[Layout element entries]
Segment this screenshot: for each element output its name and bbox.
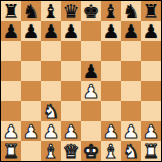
black-pawn-piece[interactable]: ♟ [22,21,39,41]
square-f4[interactable] [101,81,121,101]
square-e8[interactable]: ♚ [81,1,101,21]
square-g3[interactable] [121,101,141,121]
square-c2[interactable]: ♟ [41,121,61,141]
black-pawn-piece[interactable]: ♟ [42,21,59,41]
white-pawn-piece[interactable]: ♟ [102,121,119,141]
square-f3[interactable] [101,101,121,121]
square-b6[interactable] [21,41,41,61]
square-h7[interactable]: ♟ [141,21,161,41]
black-knight-piece[interactable]: ♞ [122,1,139,21]
white-pawn-piece[interactable]: ♟ [122,121,139,141]
square-d4[interactable] [61,81,81,101]
black-bishop-piece[interactable]: ♝ [42,1,59,21]
square-d1[interactable]: ♛ [61,141,81,161]
square-d6[interactable] [61,41,81,61]
square-f2[interactable]: ♟ [101,121,121,141]
white-bishop-piece[interactable]: ♝ [42,141,59,161]
square-a5[interactable] [1,61,21,81]
square-e7[interactable] [81,21,101,41]
square-c7[interactable]: ♟ [41,21,61,41]
black-bishop-piece[interactable]: ♝ [102,1,119,21]
square-e3[interactable] [81,101,101,121]
square-h8[interactable]: ♜ [141,1,161,21]
square-f6[interactable] [101,41,121,61]
square-d2[interactable]: ♟ [61,121,81,141]
square-c3[interactable]: ♞ [41,101,61,121]
square-f1[interactable]: ♝ [101,141,121,161]
square-g4[interactable] [121,81,141,101]
square-g1[interactable]: ♞ [121,141,141,161]
white-knight-piece[interactable]: ♞ [42,101,59,121]
square-e4[interactable]: ♟ [81,81,101,101]
square-e1[interactable]: ♚ [81,141,101,161]
black-pawn-piece[interactable]: ♟ [102,21,119,41]
white-king-piece[interactable]: ♚ [82,141,99,161]
white-rook-piece[interactable]: ♜ [142,141,159,161]
white-bishop-piece[interactable]: ♝ [102,141,119,161]
white-rook-piece[interactable]: ♜ [2,141,19,161]
square-b3[interactable] [21,101,41,121]
white-pawn-piece[interactable]: ♟ [62,121,79,141]
black-pawn-piece[interactable]: ♟ [122,21,139,41]
square-g7[interactable]: ♟ [121,21,141,41]
black-knight-piece[interactable]: ♞ [22,1,39,21]
square-h5[interactable] [141,61,161,81]
white-pawn-piece[interactable]: ♟ [22,121,39,141]
black-rook-piece[interactable]: ♜ [2,1,19,21]
black-pawn-piece[interactable]: ♟ [82,61,99,81]
square-g5[interactable] [121,61,141,81]
square-c8[interactable]: ♝ [41,1,61,21]
square-d3[interactable] [61,101,81,121]
square-h3[interactable] [141,101,161,121]
square-c1[interactable]: ♝ [41,141,61,161]
square-a2[interactable]: ♟ [1,121,21,141]
square-f5[interactable] [101,61,121,81]
white-pawn-piece[interactable]: ♟ [2,121,19,141]
square-b5[interactable] [21,61,41,81]
square-e6[interactable] [81,41,101,61]
black-queen-piece[interactable]: ♛ [62,1,79,21]
black-pawn-piece[interactable]: ♟ [142,21,159,41]
square-d8[interactable]: ♛ [61,1,81,21]
square-g6[interactable] [121,41,141,61]
square-c6[interactable] [41,41,61,61]
square-a7[interactable]: ♟ [1,21,21,41]
black-king-piece[interactable]: ♚ [82,1,99,21]
square-a6[interactable] [1,41,21,61]
black-pawn-piece[interactable]: ♟ [62,21,79,41]
square-a1[interactable]: ♜ [1,141,21,161]
square-g8[interactable]: ♞ [121,1,141,21]
square-h4[interactable] [141,81,161,101]
chess-board-frame: ♜♞♝♛♚♝♞♜♟♟♟♟♟♟♟♟♟♞♟♟♟♟♟♟♟♜♝♛♚♝♞♜ [0,0,162,162]
black-pawn-piece[interactable]: ♟ [2,21,19,41]
white-pawn-piece[interactable]: ♟ [42,121,59,141]
square-h6[interactable] [141,41,161,61]
square-a4[interactable] [1,81,21,101]
square-a8[interactable]: ♜ [1,1,21,21]
square-f8[interactable]: ♝ [101,1,121,21]
square-b1[interactable] [21,141,41,161]
square-f7[interactable]: ♟ [101,21,121,41]
square-d5[interactable] [61,61,81,81]
square-b8[interactable]: ♞ [21,1,41,21]
square-e2[interactable] [81,121,101,141]
white-knight-piece[interactable]: ♞ [122,141,139,161]
black-rook-piece[interactable]: ♜ [142,1,159,21]
square-h2[interactable]: ♟ [141,121,161,141]
square-d7[interactable]: ♟ [61,21,81,41]
square-b7[interactable]: ♟ [21,21,41,41]
square-h1[interactable]: ♜ [141,141,161,161]
square-e5[interactable]: ♟ [81,61,101,81]
square-b2[interactable]: ♟ [21,121,41,141]
square-g2[interactable]: ♟ [121,121,141,141]
square-a3[interactable] [1,101,21,121]
square-c4[interactable] [41,81,61,101]
white-pawn-piece[interactable]: ♟ [142,121,159,141]
chess-board: ♜♞♝♛♚♝♞♜♟♟♟♟♟♟♟♟♟♞♟♟♟♟♟♟♟♜♝♛♚♝♞♜ [1,1,161,161]
white-pawn-piece[interactable]: ♟ [82,81,99,101]
white-queen-piece[interactable]: ♛ [62,141,79,161]
square-c5[interactable] [41,61,61,81]
square-b4[interactable] [21,81,41,101]
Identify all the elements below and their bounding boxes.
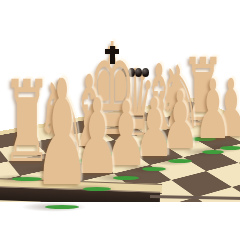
king-black-cross-finial: [110, 46, 115, 64]
pawn-glyph: ♟: [195, 70, 232, 152]
chess-set-photo: ♜♞♝♚♛♝♞♜♟♟♟♟♟♟♟: [0, 0, 240, 240]
pawn-glyph: ♟: [34, 61, 90, 207]
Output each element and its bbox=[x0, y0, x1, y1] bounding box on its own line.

• **WRITTEN REQUEST**: Can you copy out, word for word, every line of the listing from the one containing "king-black-cross-finial: [110, 46, 115, 64]" down to the final line, with both of those lines included?

• **RESULT OF THIS EXERCISE**:
king-black-cross-finial: [110, 46, 115, 64]
pawn-glyph: ♟: [195, 70, 232, 152]
chess-set-photo: ♜♞♝♚♛♝♞♜♟♟♟♟♟♟♟: [0, 0, 240, 240]
pawn-glyph: ♟: [34, 61, 90, 207]
Output each element and its bbox=[x0, y0, x1, y1] bounding box on its own line.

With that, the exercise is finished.